Copy the records below exactly as they appear.

start Data excerpts

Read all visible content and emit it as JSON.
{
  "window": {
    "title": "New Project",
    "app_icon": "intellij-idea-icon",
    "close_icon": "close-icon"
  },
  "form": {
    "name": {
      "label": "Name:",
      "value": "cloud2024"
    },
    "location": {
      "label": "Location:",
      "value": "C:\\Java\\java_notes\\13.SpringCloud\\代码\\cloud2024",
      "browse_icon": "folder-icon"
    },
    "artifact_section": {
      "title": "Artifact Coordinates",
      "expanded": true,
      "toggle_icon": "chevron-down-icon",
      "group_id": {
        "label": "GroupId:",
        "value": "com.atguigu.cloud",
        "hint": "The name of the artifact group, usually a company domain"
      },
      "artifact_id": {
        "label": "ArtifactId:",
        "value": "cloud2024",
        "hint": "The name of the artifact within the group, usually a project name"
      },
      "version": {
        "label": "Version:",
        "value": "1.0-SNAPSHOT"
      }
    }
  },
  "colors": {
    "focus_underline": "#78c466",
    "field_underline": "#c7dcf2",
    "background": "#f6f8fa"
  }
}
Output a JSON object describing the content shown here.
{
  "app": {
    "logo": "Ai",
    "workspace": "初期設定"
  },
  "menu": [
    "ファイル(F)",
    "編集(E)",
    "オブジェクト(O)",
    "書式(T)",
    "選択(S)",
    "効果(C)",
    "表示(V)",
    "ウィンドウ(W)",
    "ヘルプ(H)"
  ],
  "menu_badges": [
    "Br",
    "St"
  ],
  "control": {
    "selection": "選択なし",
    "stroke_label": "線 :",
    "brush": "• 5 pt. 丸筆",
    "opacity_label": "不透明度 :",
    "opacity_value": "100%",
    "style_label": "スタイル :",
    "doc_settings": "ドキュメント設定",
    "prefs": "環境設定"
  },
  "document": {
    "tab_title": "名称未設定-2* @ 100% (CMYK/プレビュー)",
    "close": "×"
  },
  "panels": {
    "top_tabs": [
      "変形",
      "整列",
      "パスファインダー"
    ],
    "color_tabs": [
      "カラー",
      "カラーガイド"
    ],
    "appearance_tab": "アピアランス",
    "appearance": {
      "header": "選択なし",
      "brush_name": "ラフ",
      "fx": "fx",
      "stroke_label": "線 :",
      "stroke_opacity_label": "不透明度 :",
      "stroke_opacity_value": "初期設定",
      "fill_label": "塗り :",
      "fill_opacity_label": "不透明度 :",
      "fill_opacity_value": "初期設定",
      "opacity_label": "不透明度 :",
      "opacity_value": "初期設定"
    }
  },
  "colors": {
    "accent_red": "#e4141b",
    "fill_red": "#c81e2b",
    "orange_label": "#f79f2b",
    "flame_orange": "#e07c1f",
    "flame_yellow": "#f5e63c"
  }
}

end Data excerpts

Task answer =
Read all visible content and emit it as JSON.
{
  "window": {
    "title": "New Project",
    "app_icon": "intellij-idea-icon",
    "close_icon": "close-icon"
  },
  "form": {
    "name": {
      "label": "Name:",
      "value": "cloud2024"
    },
    "location": {
      "label": "Location:",
      "value": "C:\\Java\\java_notes\\13.SpringCloud\\代码\\cloud2024",
      "browse_icon": "folder-icon"
    },
    "artifact_section": {
      "title": "Artifact Coordinates",
      "expanded": true,
      "toggle_icon": "chevron-down-icon",
      "group_id": {
        "label": "GroupId:",
        "value": "com.atguigu.cloud",
        "hint": "The name of the artifact group, usually a company domain"
      },
      "artifact_id": {
        "label": "ArtifactId:",
        "value": "cloud2024",
        "hint": "The name of the artifact within the group, usually a project name"
      },
      "version": {
        "label": "Version:",
        "value": "1.0-SNAPSHOT"
      }
    }
  },
  "colors": {
    "focus_underline": "#78c466",
    "field_underline": "#c7dcf2",
    "background": "#f6f8fa"
  }
}
Output a JSON object describing the content shown here.
{
  "app": {
    "logo": "Ai",
    "workspace": "初期設定"
  },
  "menu": [
    "ファイル(F)",
    "編集(E)",
    "オブジェクト(O)",
    "書式(T)",
    "選択(S)",
    "効果(C)",
    "表示(V)",
    "ウィンドウ(W)",
    "ヘルプ(H)"
  ],
  "menu_badges": [
    "Br",
    "St"
  ],
  "control": {
    "selection": "選択なし",
    "stroke_label": "線 :",
    "brush": "• 5 pt. 丸筆",
    "opacity_label": "不透明度 :",
    "opacity_value": "100%",
    "style_label": "スタイル :",
    "doc_settings": "ドキュメント設定",
    "prefs": "環境設定"
  },
  "document": {
    "tab_title": "名称未設定-2* @ 100% (CMYK/プレビュー)",
    "close": "×"
  },
  "panels": {
    "top_tabs": [
      "変形",
      "整列",
      "パスファインダー"
    ],
    "color_tabs": [
      "カラー",
      "カラーガイド"
    ],
    "appearance_tab": "アピアランス",
    "appearance": {
      "header": "選択なし",
      "brush_name": "ラフ",
      "fx": "fx",
      "stroke_label": "線 :",
      "stroke_opacity_label": "不透明度 :",
      "stroke_opacity_value": "初期設定",
      "fill_label": "塗り :",
      "fill_opacity_label": "不透明度 :",
      "fill_opacity_value": "初期設定",
      "opacity_label": "不透明度 :",
      "opacity_value": "初期設定"
    }
  },
  "colors": {
    "accent_red": "#e4141b",
    "fill_red": "#c81e2b",
    "orange_label": "#f79f2b",
    "flame_orange": "#e07c1f",
    "flame_yellow": "#f5e63c"
  }
}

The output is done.